DO THIS
Transcribe all the entries word for word, skipping the pictures.
————————
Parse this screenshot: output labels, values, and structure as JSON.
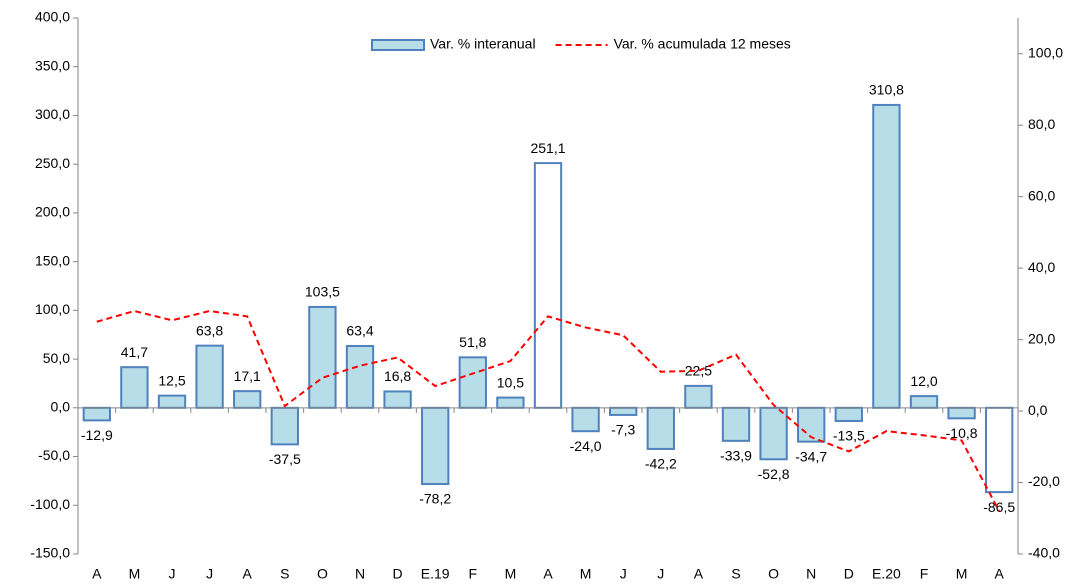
{
  "chart_data": {
    "type": "bar-line",
    "categories": [
      "A",
      "M",
      "J",
      "J",
      "A",
      "S",
      "O",
      "N",
      "D",
      "E.19",
      "F",
      "M",
      "A",
      "M",
      "J",
      "J",
      "A",
      "S",
      "O",
      "N",
      "D",
      "E.20",
      "F",
      "M",
      "A"
    ],
    "series": [
      {
        "name": "Var. % interanual",
        "type": "bar",
        "color": "#b7dde8",
        "edge_color": "#4f81bd",
        "colors": [
          "#b7dde8",
          "#b7dde8",
          "#b7dde8",
          "#b7dde8",
          "#b7dde8",
          "#b7dde8",
          "#b7dde8",
          "#b7dde8",
          "#b7dde8",
          "#b7dde8",
          "#b7dde8",
          "#b7dde8",
          "#ffffff",
          "#b7dde8",
          "#b7dde8",
          "#b7dde8",
          "#b7dde8",
          "#b7dde8",
          "#b7dde8",
          "#b7dde8",
          "#b7dde8",
          "#b7dde8",
          "#b7dde8",
          "#b7dde8",
          "#ffffff"
        ],
        "values": [
          -12.9,
          41.7,
          12.5,
          63.8,
          17.1,
          -37.5,
          103.5,
          63.4,
          16.8,
          -78.2,
          51.8,
          10.5,
          251.1,
          -24.0,
          -7.3,
          -42.2,
          22.5,
          -33.9,
          -52.8,
          -34.7,
          -13.5,
          310.8,
          12.0,
          -10.8,
          -86.5
        ],
        "value_labels": [
          "-12,9",
          "41,7",
          "12,5",
          "63,8",
          "17,1",
          "-37,5",
          "103,5",
          "63,4",
          "16,8",
          "-78,2",
          "51,8",
          "10,5",
          "251,1",
          "-24,0",
          "-7,3",
          "-42,2",
          "22,5",
          "-33,9",
          "-52,8",
          "-34,7",
          "-13,5",
          "310,8",
          "12,0",
          "-10,8",
          "-86,5"
        ]
      },
      {
        "name": "Var. % acumulada 12 meses",
        "type": "line",
        "axis": "y2",
        "color": "#ff0000",
        "dashed": true,
        "values": [
          25,
          28,
          25.4,
          28,
          26.5,
          1.4,
          9.3,
          12.7,
          15,
          7,
          10.5,
          14,
          26.5,
          23.4,
          21.2,
          11,
          11.3,
          15.8,
          1.7,
          -7.3,
          -11.3,
          -5.6,
          -6.8,
          -8.2,
          -28
        ]
      }
    ],
    "ylim": [
      -150,
      400
    ],
    "yticks": [
      {
        "value": -150,
        "label": "-150,0"
      },
      {
        "value": -100,
        "label": "-100,0"
      },
      {
        "value": -50,
        "label": "-50,0"
      },
      {
        "value": 0,
        "label": "0,0"
      },
      {
        "value": 50,
        "label": "50,0"
      },
      {
        "value": 100,
        "label": "100,0"
      },
      {
        "value": 150,
        "label": "150,0"
      },
      {
        "value": 200,
        "label": "200,0"
      },
      {
        "value": 250,
        "label": "250,0"
      },
      {
        "value": 300,
        "label": "300,0"
      },
      {
        "value": 350,
        "label": "350,0"
      },
      {
        "value": 400,
        "label": "400,0"
      }
    ],
    "y2lim": [
      -40,
      110
    ],
    "y2ticks": [
      {
        "value": -40,
        "label": "-40,0"
      },
      {
        "value": -20,
        "label": "-20,0"
      },
      {
        "value": 0,
        "label": "0,0"
      },
      {
        "value": 20,
        "label": "20,0"
      },
      {
        "value": 40,
        "label": "40,0"
      },
      {
        "value": 60,
        "label": "60,0"
      },
      {
        "value": 80,
        "label": "80,0"
      },
      {
        "value": 100,
        "label": "100,0"
      }
    ],
    "legend": "top"
  }
}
————————
RESULT OF THE TASK
Parse this screenshot: output labels, values, and structure as JSON.
{
  "chart_data": {
    "type": "bar-line",
    "categories": [
      "A",
      "M",
      "J",
      "J",
      "A",
      "S",
      "O",
      "N",
      "D",
      "E.19",
      "F",
      "M",
      "A",
      "M",
      "J",
      "J",
      "A",
      "S",
      "O",
      "N",
      "D",
      "E.20",
      "F",
      "M",
      "A"
    ],
    "series": [
      {
        "name": "Var. % interanual",
        "type": "bar",
        "color": "#b7dde8",
        "edge_color": "#4f81bd",
        "colors": [
          "#b7dde8",
          "#b7dde8",
          "#b7dde8",
          "#b7dde8",
          "#b7dde8",
          "#b7dde8",
          "#b7dde8",
          "#b7dde8",
          "#b7dde8",
          "#b7dde8",
          "#b7dde8",
          "#b7dde8",
          "#ffffff",
          "#b7dde8",
          "#b7dde8",
          "#b7dde8",
          "#b7dde8",
          "#b7dde8",
          "#b7dde8",
          "#b7dde8",
          "#b7dde8",
          "#b7dde8",
          "#b7dde8",
          "#b7dde8",
          "#ffffff"
        ],
        "values": [
          -12.9,
          41.7,
          12.5,
          63.8,
          17.1,
          -37.5,
          103.5,
          63.4,
          16.8,
          -78.2,
          51.8,
          10.5,
          251.1,
          -24.0,
          -7.3,
          -42.2,
          22.5,
          -33.9,
          -52.8,
          -34.7,
          -13.5,
          310.8,
          12.0,
          -10.8,
          -86.5
        ],
        "value_labels": [
          "-12,9",
          "41,7",
          "12,5",
          "63,8",
          "17,1",
          "-37,5",
          "103,5",
          "63,4",
          "16,8",
          "-78,2",
          "51,8",
          "10,5",
          "251,1",
          "-24,0",
          "-7,3",
          "-42,2",
          "22,5",
          "-33,9",
          "-52,8",
          "-34,7",
          "-13,5",
          "310,8",
          "12,0",
          "-10,8",
          "-86,5"
        ]
      },
      {
        "name": "Var. % acumulada 12 meses",
        "type": "line",
        "axis": "y2",
        "color": "#ff0000",
        "dashed": true,
        "values": [
          25,
          28,
          25.4,
          28,
          26.5,
          1.4,
          9.3,
          12.7,
          15,
          7,
          10.5,
          14,
          26.5,
          23.4,
          21.2,
          11,
          11.3,
          15.8,
          1.7,
          -7.3,
          -11.3,
          -5.6,
          -6.8,
          -8.2,
          -28
        ]
      }
    ],
    "ylim": [
      -150,
      400
    ],
    "yticks": [
      {
        "value": -150,
        "label": "-150,0"
      },
      {
        "value": -100,
        "label": "-100,0"
      },
      {
        "value": -50,
        "label": "-50,0"
      },
      {
        "value": 0,
        "label": "0,0"
      },
      {
        "value": 50,
        "label": "50,0"
      },
      {
        "value": 100,
        "label": "100,0"
      },
      {
        "value": 150,
        "label": "150,0"
      },
      {
        "value": 200,
        "label": "200,0"
      },
      {
        "value": 250,
        "label": "250,0"
      },
      {
        "value": 300,
        "label": "300,0"
      },
      {
        "value": 350,
        "label": "350,0"
      },
      {
        "value": 400,
        "label": "400,0"
      }
    ],
    "y2lim": [
      -40,
      110
    ],
    "y2ticks": [
      {
        "value": -40,
        "label": "-40,0"
      },
      {
        "value": -20,
        "label": "-20,0"
      },
      {
        "value": 0,
        "label": "0,0"
      },
      {
        "value": 20,
        "label": "20,0"
      },
      {
        "value": 40,
        "label": "40,0"
      },
      {
        "value": 60,
        "label": "60,0"
      },
      {
        "value": 80,
        "label": "80,0"
      },
      {
        "value": 100,
        "label": "100,0"
      }
    ],
    "legend": "top"
  }
}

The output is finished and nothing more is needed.